WHAT IS EXPECTED – What is needed here is an exact copy of every entry.

PROVIDED DATA –
==*==

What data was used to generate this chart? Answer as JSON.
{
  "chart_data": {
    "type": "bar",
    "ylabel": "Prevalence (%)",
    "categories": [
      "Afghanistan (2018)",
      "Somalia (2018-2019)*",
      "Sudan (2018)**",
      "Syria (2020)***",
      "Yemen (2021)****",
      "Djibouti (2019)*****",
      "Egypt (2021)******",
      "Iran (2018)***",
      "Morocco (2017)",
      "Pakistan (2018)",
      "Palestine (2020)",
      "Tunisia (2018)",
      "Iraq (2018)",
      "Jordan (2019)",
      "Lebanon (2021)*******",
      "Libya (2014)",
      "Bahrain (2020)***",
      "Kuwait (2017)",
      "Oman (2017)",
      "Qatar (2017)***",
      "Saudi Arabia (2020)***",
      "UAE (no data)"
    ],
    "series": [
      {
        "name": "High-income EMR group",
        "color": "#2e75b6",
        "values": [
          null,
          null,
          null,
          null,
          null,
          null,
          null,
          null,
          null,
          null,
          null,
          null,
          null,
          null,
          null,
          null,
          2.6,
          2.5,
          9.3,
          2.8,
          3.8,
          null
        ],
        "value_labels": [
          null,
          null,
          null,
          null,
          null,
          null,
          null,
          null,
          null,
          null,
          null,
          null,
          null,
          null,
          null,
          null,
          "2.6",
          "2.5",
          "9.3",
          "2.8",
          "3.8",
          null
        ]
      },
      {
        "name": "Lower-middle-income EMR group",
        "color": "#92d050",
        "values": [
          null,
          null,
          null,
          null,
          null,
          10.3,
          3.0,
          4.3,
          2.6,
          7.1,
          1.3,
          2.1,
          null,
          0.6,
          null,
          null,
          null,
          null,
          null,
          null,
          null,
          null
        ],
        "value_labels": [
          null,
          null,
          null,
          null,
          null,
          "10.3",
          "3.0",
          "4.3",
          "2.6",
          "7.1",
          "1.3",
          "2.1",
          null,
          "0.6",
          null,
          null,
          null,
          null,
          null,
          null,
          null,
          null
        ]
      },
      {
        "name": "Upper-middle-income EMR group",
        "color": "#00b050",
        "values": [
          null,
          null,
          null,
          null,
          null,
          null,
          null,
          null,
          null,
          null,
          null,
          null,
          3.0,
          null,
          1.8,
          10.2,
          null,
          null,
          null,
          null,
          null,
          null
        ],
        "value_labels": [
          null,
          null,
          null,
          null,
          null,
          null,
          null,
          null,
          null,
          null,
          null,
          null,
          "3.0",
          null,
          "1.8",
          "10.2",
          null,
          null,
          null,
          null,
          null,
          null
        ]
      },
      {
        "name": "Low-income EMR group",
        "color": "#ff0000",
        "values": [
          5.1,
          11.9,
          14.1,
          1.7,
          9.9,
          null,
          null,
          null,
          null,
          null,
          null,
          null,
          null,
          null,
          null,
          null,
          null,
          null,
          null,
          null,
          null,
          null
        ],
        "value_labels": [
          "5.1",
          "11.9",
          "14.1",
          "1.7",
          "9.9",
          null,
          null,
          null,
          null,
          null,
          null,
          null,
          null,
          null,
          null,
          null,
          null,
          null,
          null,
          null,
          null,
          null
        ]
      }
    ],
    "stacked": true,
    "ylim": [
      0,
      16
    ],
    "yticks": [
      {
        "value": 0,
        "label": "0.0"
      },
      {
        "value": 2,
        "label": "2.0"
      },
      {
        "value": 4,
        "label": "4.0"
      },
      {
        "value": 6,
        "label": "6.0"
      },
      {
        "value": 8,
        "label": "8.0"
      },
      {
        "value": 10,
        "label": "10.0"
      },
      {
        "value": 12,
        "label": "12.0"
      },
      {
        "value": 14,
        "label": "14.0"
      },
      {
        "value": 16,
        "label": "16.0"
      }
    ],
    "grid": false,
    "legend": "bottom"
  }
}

==*==

RIGHT ANSWER –
What data was used to generate this chart? Answer as JSON.
{
  "chart_data": {
    "type": "bar",
    "ylabel": "Prevalence (%)",
    "categories": [
      "Afghanistan (2018)",
      "Somalia (2018-2019)*",
      "Sudan (2018)**",
      "Syria (2020)***",
      "Yemen (2021)****",
      "Djibouti (2019)*****",
      "Egypt (2021)******",
      "Iran (2018)***",
      "Morocco (2017)",
      "Pakistan (2018)",
      "Palestine (2020)",
      "Tunisia (2018)",
      "Iraq (2018)",
      "Jordan (2019)",
      "Lebanon (2021)*******",
      "Libya (2014)",
      "Bahrain (2020)***",
      "Kuwait (2017)",
      "Oman (2017)",
      "Qatar (2017)***",
      "Saudi Arabia (2020)***",
      "UAE (no data)"
    ],
    "series": [
      {
        "name": "High-income EMR group",
        "color": "#2e75b6",
        "values": [
          null,
          null,
          null,
          null,
          null,
          null,
          null,
          null,
          null,
          null,
          null,
          null,
          null,
          null,
          null,
          null,
          2.6,
          2.5,
          9.3,
          2.8,
          3.8,
          null
        ],
        "value_labels": [
          null,
          null,
          null,
          null,
          null,
          null,
          null,
          null,
          null,
          null,
          null,
          null,
          null,
          null,
          null,
          null,
          "2.6",
          "2.5",
          "9.3",
          "2.8",
          "3.8",
          null
        ]
      },
      {
        "name": "Lower-middle-income EMR group",
        "color": "#92d050",
        "values": [
          null,
          null,
          null,
          null,
          null,
          10.3,
          3.0,
          4.3,
          2.6,
          7.1,
          1.3,
          2.1,
          null,
          0.6,
          null,
          null,
          null,
          null,
          null,
          null,
          null,
          null
        ],
        "value_labels": [
          null,
          null,
          null,
          null,
          null,
          "10.3",
          "3.0",
          "4.3",
          "2.6",
          "7.1",
          "1.3",
          "2.1",
          null,
          "0.6",
          null,
          null,
          null,
          null,
          null,
          null,
          null,
          null
        ]
      },
      {
        "name": "Upper-middle-income EMR group",
        "color": "#00b050",
        "values": [
          null,
          null,
          null,
          null,
          null,
          null,
          null,
          null,
          null,
          null,
          null,
          null,
          3.0,
          null,
          1.8,
          10.2,
          null,
          null,
          null,
          null,
          null,
          null
        ],
        "value_labels": [
          null,
          null,
          null,
          null,
          null,
          null,
          null,
          null,
          null,
          null,
          null,
          null,
          "3.0",
          null,
          "1.8",
          "10.2",
          null,
          null,
          null,
          null,
          null,
          null
        ]
      },
      {
        "name": "Low-income EMR group",
        "color": "#ff0000",
        "values": [
          5.1,
          11.9,
          14.1,
          1.7,
          9.9,
          null,
          null,
          null,
          null,
          null,
          null,
          null,
          null,
          null,
          null,
          null,
          null,
          null,
          null,
          null,
          null,
          null
        ],
        "value_labels": [
          "5.1",
          "11.9",
          "14.1",
          "1.7",
          "9.9",
          null,
          null,
          null,
          null,
          null,
          null,
          null,
          null,
          null,
          null,
          null,
          null,
          null,
          null,
          null,
          null,
          null
        ]
      }
    ],
    "stacked": true,
    "ylim": [
      0,
      16
    ],
    "yticks": [
      {
        "value": 0,
        "label": "0.0"
      },
      {
        "value": 2,
        "label": "2.0"
      },
      {
        "value": 4,
        "label": "4.0"
      },
      {
        "value": 6,
        "label": "6.0"
      },
      {
        "value": 8,
        "label": "8.0"
      },
      {
        "value": 10,
        "label": "10.0"
      },
      {
        "value": 12,
        "label": "12.0"
      },
      {
        "value": 14,
        "label": "14.0"
      },
      {
        "value": 16,
        "label": "16.0"
      }
    ],
    "grid": false,
    "legend": "bottom"
  }
}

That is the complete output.